** Begin Records shown **

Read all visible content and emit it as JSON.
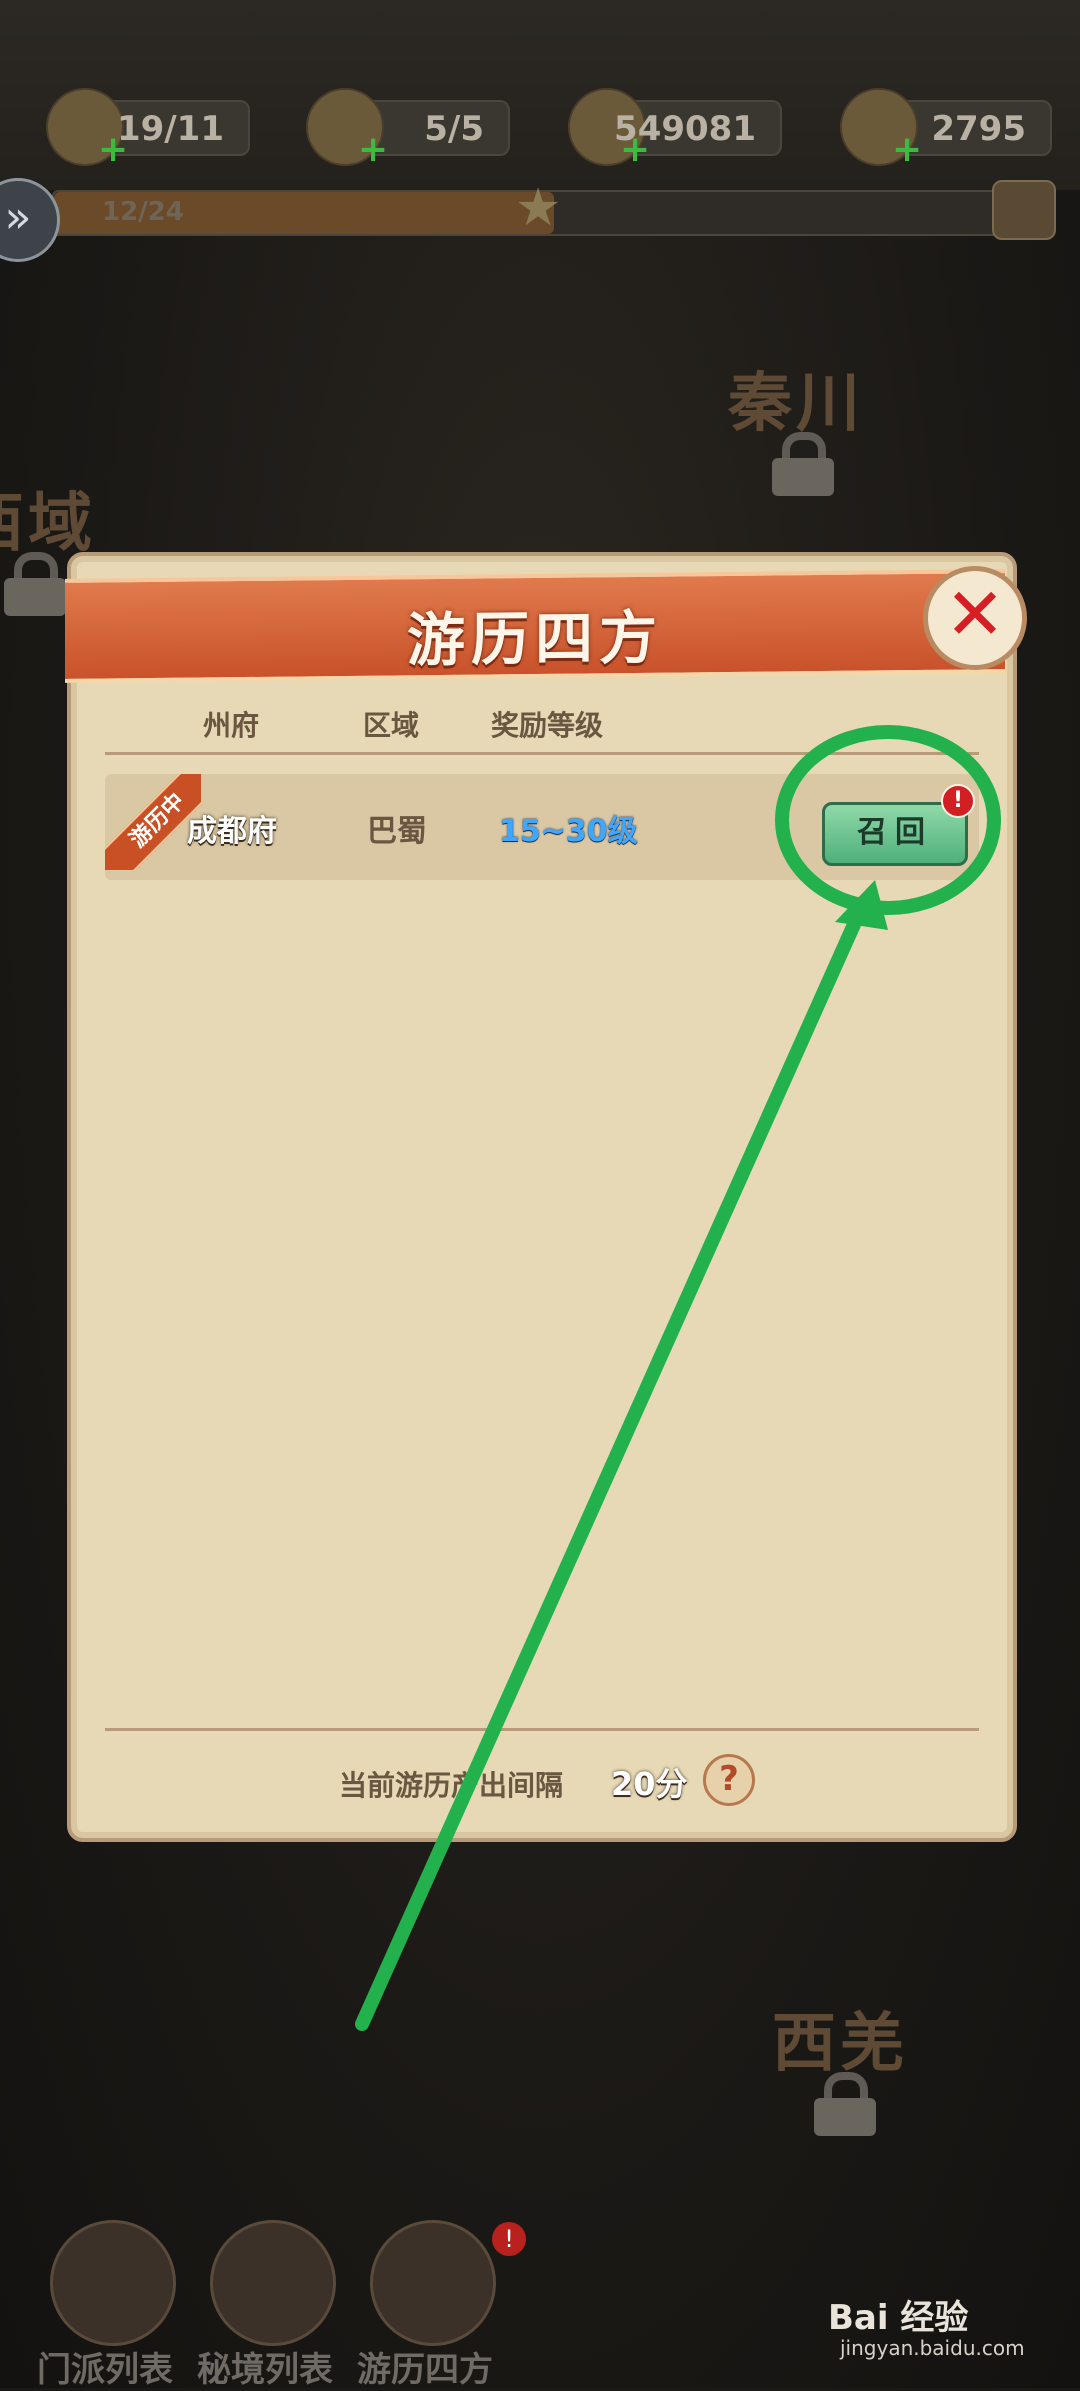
{
  "resources": [
    {
      "icon": "gear-icon",
      "value": "19/11"
    },
    {
      "icon": "scroll-icon",
      "value": "5/5"
    },
    {
      "icon": "coin-icon",
      "value": "549081"
    },
    {
      "icon": "gold-ingot-icon",
      "value": "2795"
    }
  ],
  "progress": {
    "text": "12/24",
    "fraction": 0.5
  },
  "map_labels": {
    "qinchuan": "秦川",
    "xiyu": "西域",
    "xiqiang": "西羌"
  },
  "dialog": {
    "title": "游历四方",
    "columns": {
      "zhoufu": "州府",
      "quyu": "区域",
      "level": "奖励等级"
    },
    "rows": [
      {
        "badge": "游历中",
        "city": "成都府",
        "region": "巴蜀",
        "level": "15~30级",
        "button": "召回",
        "alert": "!"
      }
    ],
    "footer": {
      "label": "当前游历产出间隔",
      "value": "20分",
      "help": "?"
    }
  },
  "bottom_nav": [
    {
      "label": "门派列表"
    },
    {
      "label": "秘境列表"
    },
    {
      "label": "游历四方",
      "badge": "!"
    }
  ],
  "watermark": {
    "brand": "Bai 经验",
    "sub": "jingyan.baidu.com"
  },
  "colors": {
    "accent_orange": "#d9602f",
    "button_green": "#4fb07b",
    "annotation_green": "#22b14c",
    "alert_red": "#d11f24"
  }
}
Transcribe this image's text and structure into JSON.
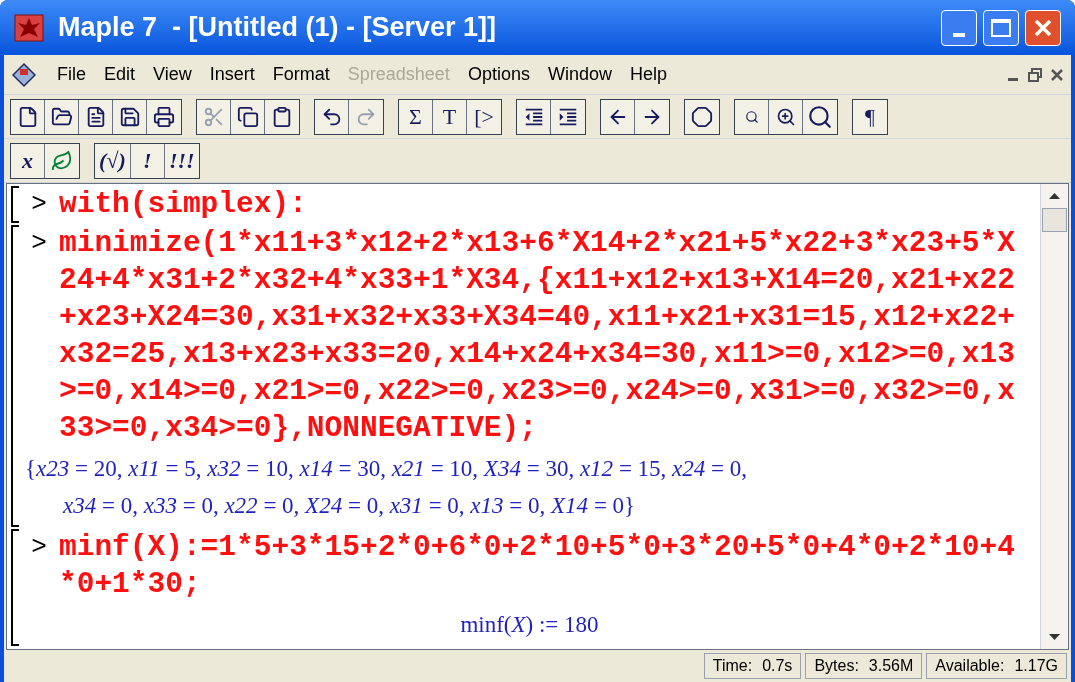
{
  "window": {
    "title": "Maple 7  - [Untitled (1) - [Server 1]]"
  },
  "menu": [
    {
      "label": "File",
      "disabled": false
    },
    {
      "label": "Edit",
      "disabled": false
    },
    {
      "label": "View",
      "disabled": false
    },
    {
      "label": "Insert",
      "disabled": false
    },
    {
      "label": "Format",
      "disabled": false
    },
    {
      "label": "Spreadsheet",
      "disabled": true
    },
    {
      "label": "Options",
      "disabled": false
    },
    {
      "label": "Window",
      "disabled": false
    },
    {
      "label": "Help",
      "disabled": false
    }
  ],
  "toolbar": [
    [
      {
        "kind": "new",
        "disabled": false
      },
      {
        "kind": "open",
        "disabled": false
      },
      {
        "kind": "info",
        "disabled": false
      },
      {
        "kind": "save",
        "disabled": false
      },
      {
        "kind": "print",
        "disabled": false
      }
    ],
    [
      {
        "kind": "cut",
        "disabled": true
      },
      {
        "kind": "copy",
        "disabled": false
      },
      {
        "kind": "paste",
        "disabled": false
      }
    ],
    [
      {
        "kind": "undo",
        "disabled": false
      },
      {
        "kind": "redo",
        "disabled": true
      }
    ],
    [
      {
        "kind": "glyph",
        "label": "Σ",
        "disabled": false
      },
      {
        "kind": "glyph",
        "label": "T",
        "disabled": false
      },
      {
        "kind": "glyph",
        "label": "[>",
        "disabled": false
      }
    ],
    [
      {
        "kind": "outdent",
        "disabled": false
      },
      {
        "kind": "indent",
        "disabled": false
      }
    ],
    [
      {
        "kind": "back",
        "disabled": false
      },
      {
        "kind": "forward",
        "disabled": false
      }
    ],
    [
      {
        "kind": "stop",
        "disabled": false
      }
    ],
    [
      {
        "kind": "zoomsmall",
        "disabled": false
      },
      {
        "kind": "zoommid",
        "disabled": false
      },
      {
        "kind": "zoomlarge",
        "disabled": false
      }
    ],
    [
      {
        "kind": "glyph",
        "label": "¶",
        "disabled": false
      }
    ]
  ],
  "palette": [
    [
      {
        "kind": "glyph",
        "label": "x"
      },
      {
        "kind": "leaf"
      }
    ],
    [
      {
        "kind": "glyph",
        "label": "(√)"
      },
      {
        "kind": "glyph",
        "label": "!"
      },
      {
        "kind": "glyph",
        "label": "!!!"
      }
    ]
  ],
  "worksheet": {
    "groups": [
      {
        "prompt": ">",
        "input": [
          "with(simplex):"
        ]
      },
      {
        "prompt": ">",
        "input": [
          "minimize(1*x11+3*x12+2*x13+6*X14+2*x21+5*x22+3*x23+5*X",
          "24+4*x31+2*x32+4*x33+1*X34,{x11+x12+x13+X14=20,x21+x22",
          "+x23+X24=30,x31+x32+x33+X34=40,x11+x21+x31=15,x12+x22+",
          "x32=25,x13+x23+x33=20,x14+x24+x34=30,x11>=0,x12>=0,x13",
          ">=0,x14>=0,x21>=0,x22>=0,x23>=0,x24>=0,x31>=0,x32>=0,x",
          "33>=0,x34>=0},NONNEGATIVE);"
        ],
        "output": [
          "{*x23* = 20, *x11* = 5, *x32* = 10, *x14* = 30, *x21* = 10, *X34* = 30, *x12* = 15, *x24* = 0,",
          "*x34* = 0, *x33* = 0, *x22* = 0, *X24* = 0, *x31* = 0, *x13* = 0, *X14* = 0}"
        ],
        "output_centered": false
      },
      {
        "prompt": ">",
        "input": [
          "minf(X):=1*5+3*15+2*0+6*0+2*10+5*0+3*20+5*0+4*0+2*10+4",
          "*0+1*30;"
        ],
        "output": [
          "minf(*X*) := 180"
        ],
        "output_centered": true
      }
    ]
  },
  "status_bar": [
    {
      "label": "Time:",
      "value": "0.7s"
    },
    {
      "label": "Bytes:",
      "value": "3.56M"
    },
    {
      "label": "Available:",
      "value": "1.17G"
    }
  ]
}
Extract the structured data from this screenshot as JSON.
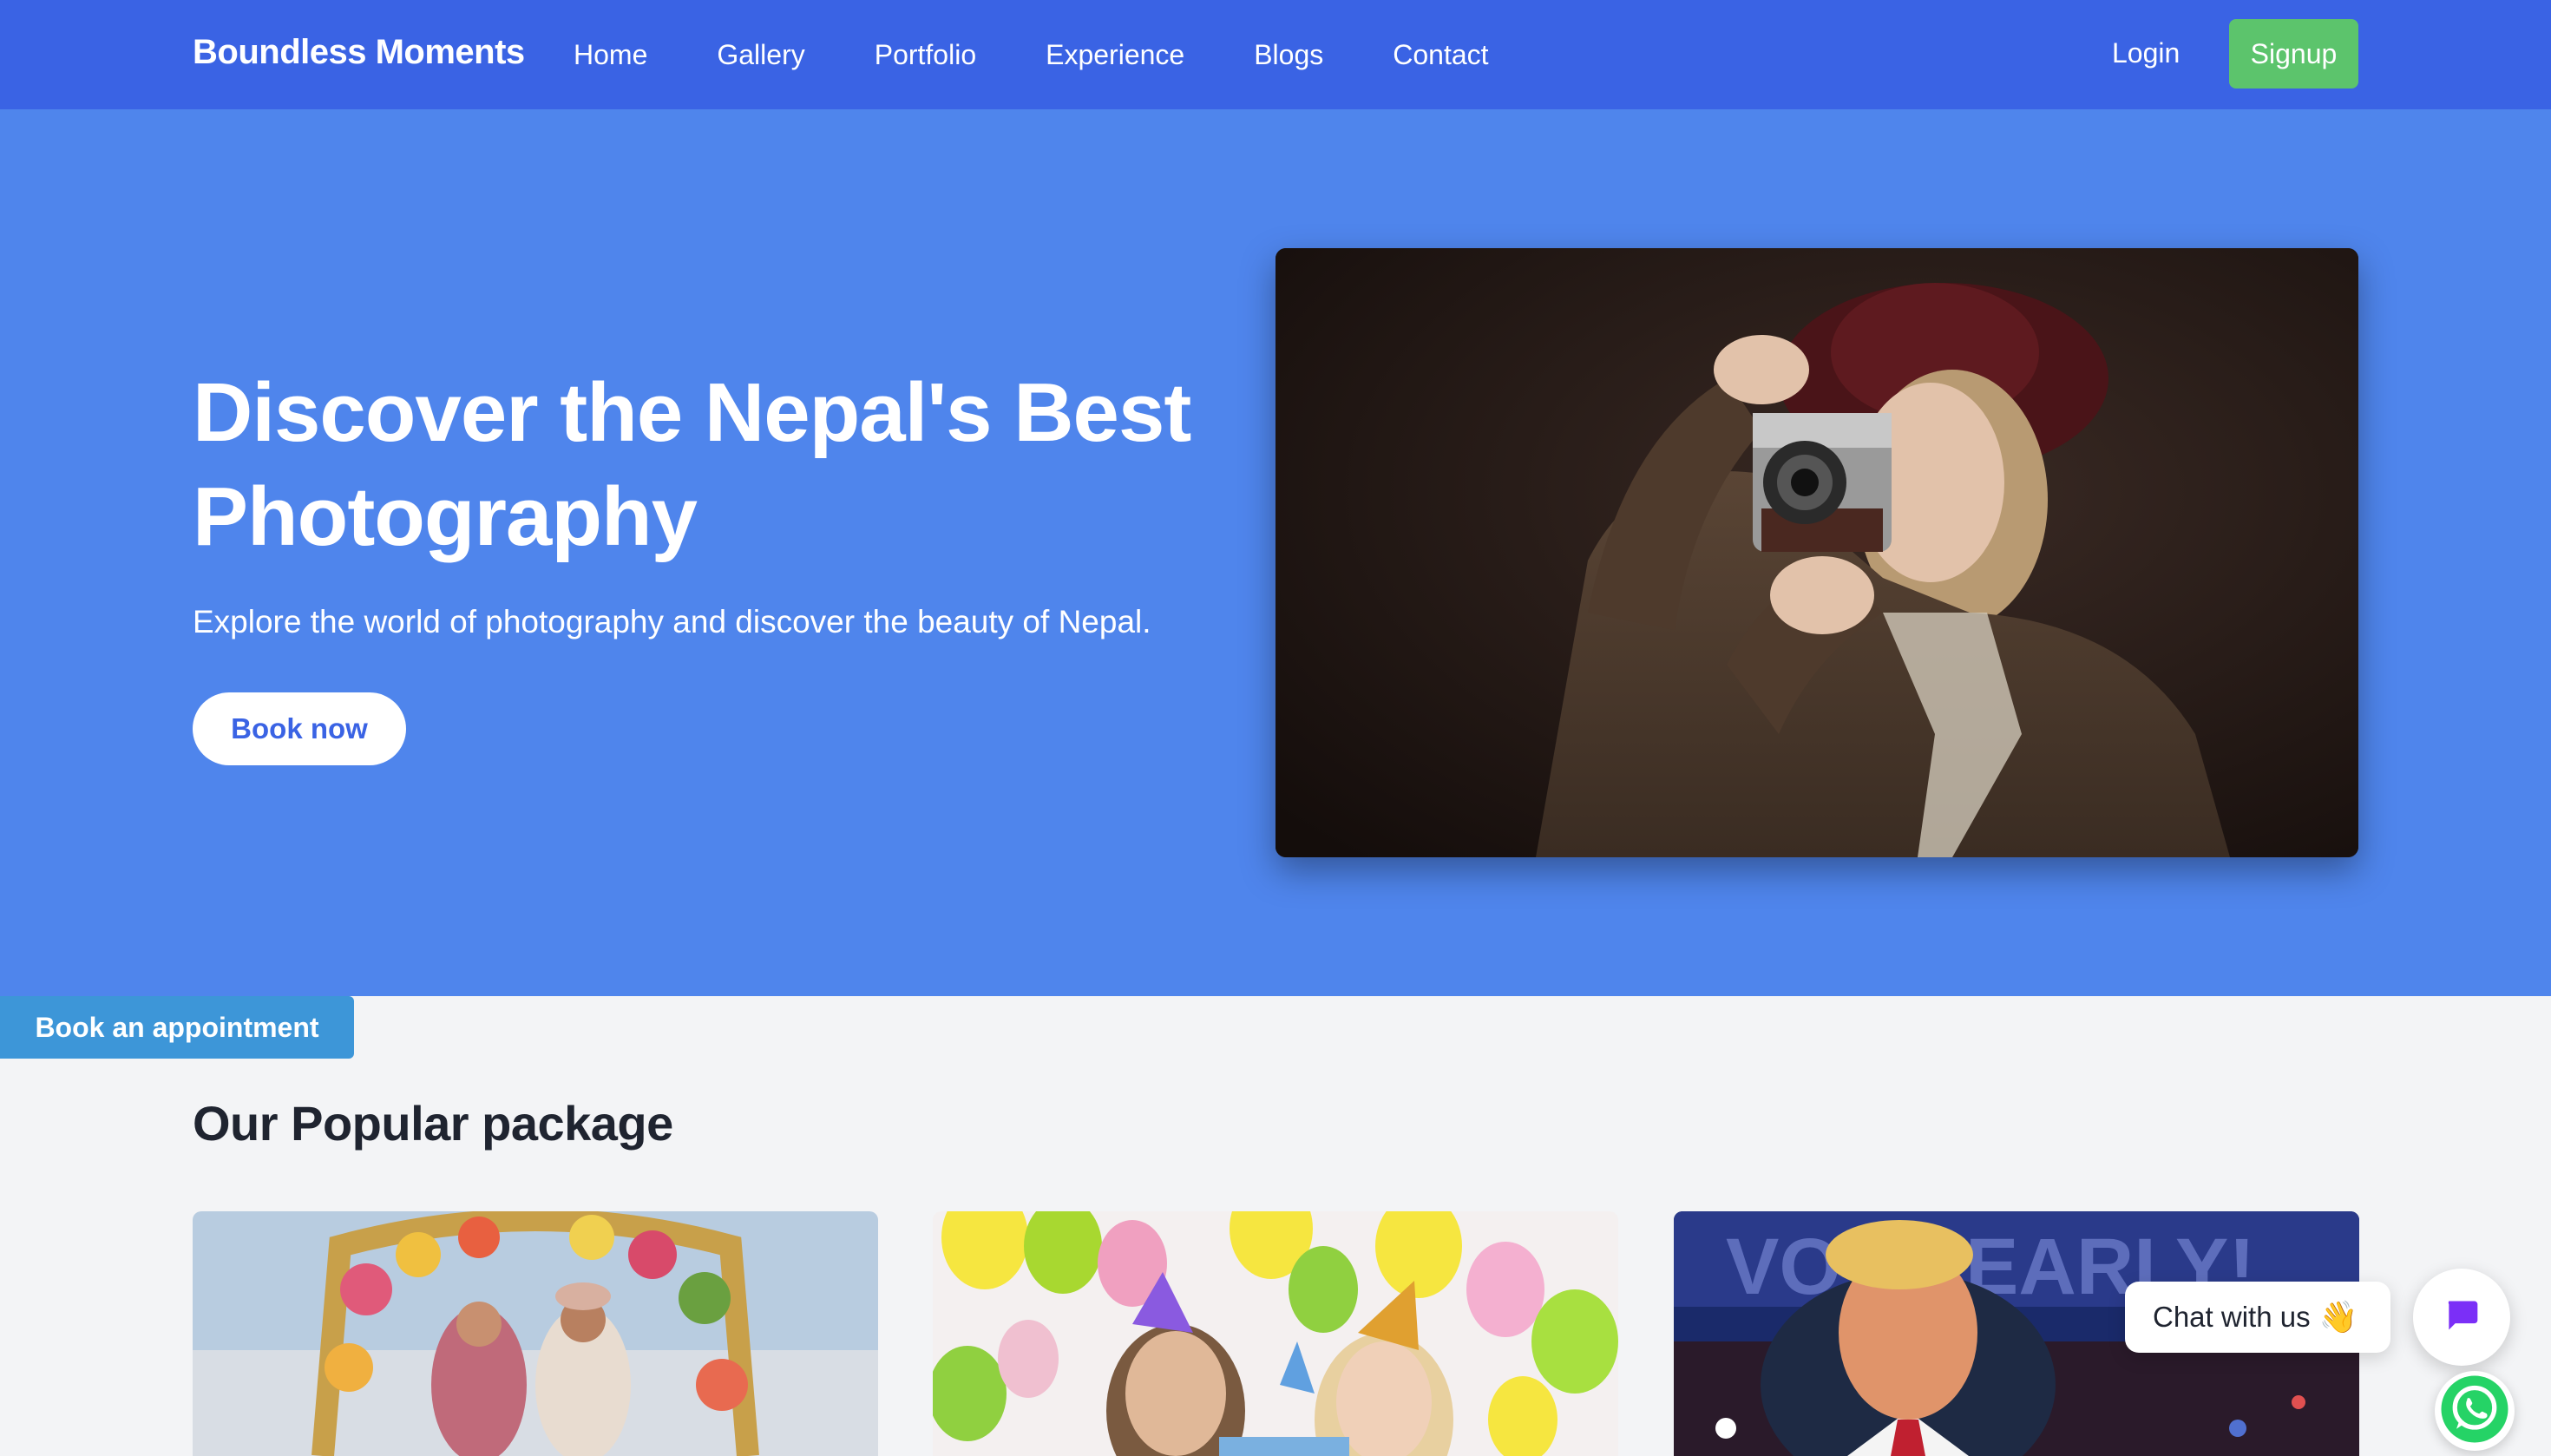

** End Records shown **

_The request_. Transcribe each entry above exactly, apart from the pictures.

_Answer in full_.
Read all visible content and emit it as JSON.
{
  "resources": [
    {
      "icon": "gear-icon",
      "value": "19/11"
    },
    {
      "icon": "scroll-icon",
      "value": "5/5"
    },
    {
      "icon": "coin-icon",
      "value": "549081"
    },
    {
      "icon": "gold-ingot-icon",
      "value": "2795"
    }
  ],
  "progress": {
    "text": "12/24",
    "fraction": 0.5
  },
  "map_labels": {
    "qinchuan": "秦川",
    "xiyu": "西域",
    "xiqiang": "西羌"
  },
  "dialog": {
    "title": "游历四方",
    "columns": {
      "zhoufu": "州府",
      "quyu": "区域",
      "level": "奖励等级"
    },
    "rows": [
      {
        "badge": "游历中",
        "city": "成都府",
        "region": "巴蜀",
        "level": "15~30级",
        "button": "召回",
        "alert": "!"
      }
    ],
    "footer": {
      "label": "当前游历产出间隔",
      "value": "20分",
      "help": "?"
    }
  },
  "bottom_nav": [
    {
      "label": "门派列表"
    },
    {
      "label": "秘境列表"
    },
    {
      "label": "游历四方",
      "badge": "!"
    }
  ],
  "watermark": {
    "brand": "Bai 经验",
    "sub": "jingyan.baidu.com"
  },
  "colors": {
    "accent_orange": "#d9602f",
    "button_green": "#4fb07b",
    "annotation_green": "#22b14c",
    "alert_red": "#d11f24"
  }
}
Transcribe this image's text and structure into JSON.
{
  "window": {
    "title": "Maple 7  - [Untitled (1) - [Server 1]]"
  },
  "menu": [
    {
      "label": "File",
      "disabled": false
    },
    {
      "label": "Edit",
      "disabled": false
    },
    {
      "label": "View",
      "disabled": false
    },
    {
      "label": "Insert",
      "disabled": false
    },
    {
      "label": "Format",
      "disabled": false
    },
    {
      "label": "Spreadsheet",
      "disabled": true
    },
    {
      "label": "Options",
      "disabled": false
    },
    {
      "label": "Window",
      "disabled": false
    },
    {
      "label": "Help",
      "disabled": false
    }
  ],
  "toolbar": [
    [
      {
        "kind": "new",
        "disabled": false
      },
      {
        "kind": "open",
        "disabled": false
      },
      {
        "kind": "info",
        "disabled": false
      },
      {
        "kind": "save",
        "disabled": false
      },
      {
        "kind": "print",
        "disabled": false
      }
    ],
    [
      {
        "kind": "cut",
        "disabled": true
      },
      {
        "kind": "copy",
        "disabled": false
      },
      {
        "kind": "paste",
        "disabled": false
      }
    ],
    [
      {
        "kind": "undo",
        "disabled": false
      },
      {
        "kind": "redo",
        "disabled": true
      }
    ],
    [
      {
        "kind": "glyph",
        "label": "Σ",
        "disabled": false
      },
      {
        "kind": "glyph",
        "label": "T",
        "disabled": false
      },
      {
        "kind": "glyph",
        "label": "[>",
        "disabled": false
      }
    ],
    [
      {
        "kind": "outdent",
        "disabled": false
      },
      {
        "kind": "indent",
        "disabled": false
      }
    ],
    [
      {
        "kind": "back",
        "disabled": false
      },
      {
        "kind": "forward",
        "disabled": false
      }
    ],
    [
      {
        "kind": "stop",
        "disabled": false
      }
    ],
    [
      {
        "kind": "zoomsmall",
        "disabled": false
      },
      {
        "kind": "zoommid",
        "disabled": false
      },
      {
        "kind": "zoomlarge",
        "disabled": false
      }
    ],
    [
      {
        "kind": "glyph",
        "label": "¶",
        "disabled": false
      }
    ]
  ],
  "palette": [
    [
      {
        "kind": "glyph",
        "label": "x"
      },
      {
        "kind": "leaf"
      }
    ],
    [
      {
        "kind": "glyph",
        "label": "(√)"
      },
      {
        "kind": "glyph",
        "label": "!"
      },
      {
        "kind": "glyph",
        "label": "!!!"
      }
    ]
  ],
  "worksheet": {
    "groups": [
      {
        "prompt": ">",
        "input": [
          "with(simplex):"
        ]
      },
      {
        "prompt": ">",
        "input": [
          "minimize(1*x11+3*x12+2*x13+6*X14+2*x21+5*x22+3*x23+5*X",
          "24+4*x31+2*x32+4*x33+1*X34,{x11+x12+x13+X14=20,x21+x22",
          "+x23+X24=30,x31+x32+x33+X34=40,x11+x21+x31=15,x12+x22+",
          "x32=25,x13+x23+x33=20,x14+x24+x34=30,x11>=0,x12>=0,x13",
          ">=0,x14>=0,x21>=0,x22>=0,x23>=0,x24>=0,x31>=0,x32>=0,x",
          "33>=0,x34>=0},NONNEGATIVE);"
        ],
        "output": [
          "{*x23* = 20, *x11* = 5, *x32* = 10, *x14* = 30, *x21* = 10, *X34* = 30, *x12* = 15, *x24* = 0,",
          "*x34* = 0, *x33* = 0, *x22* = 0, *X24* = 0, *x31* = 0, *x13* = 0, *X14* = 0}"
        ],
        "output_centered": false
      },
      {
        "prompt": ">",
        "input": [
          "minf(X):=1*5+3*15+2*0+6*0+2*10+5*0+3*20+5*0+4*0+2*10+4",
          "*0+1*30;"
        ],
        "output": [
          "minf(*X*) := 180"
        ],
        "output_centered": true
      }
    ]
  },
  "status_bar": [
    {
      "label": "Time:",
      "value": "0.7s"
    },
    {
      "label": "Bytes:",
      "value": "3.56M"
    },
    {
      "label": "Available:",
      "value": "1.17G"
    }
  ]
}
Extract the structured data from this screenshot as JSON.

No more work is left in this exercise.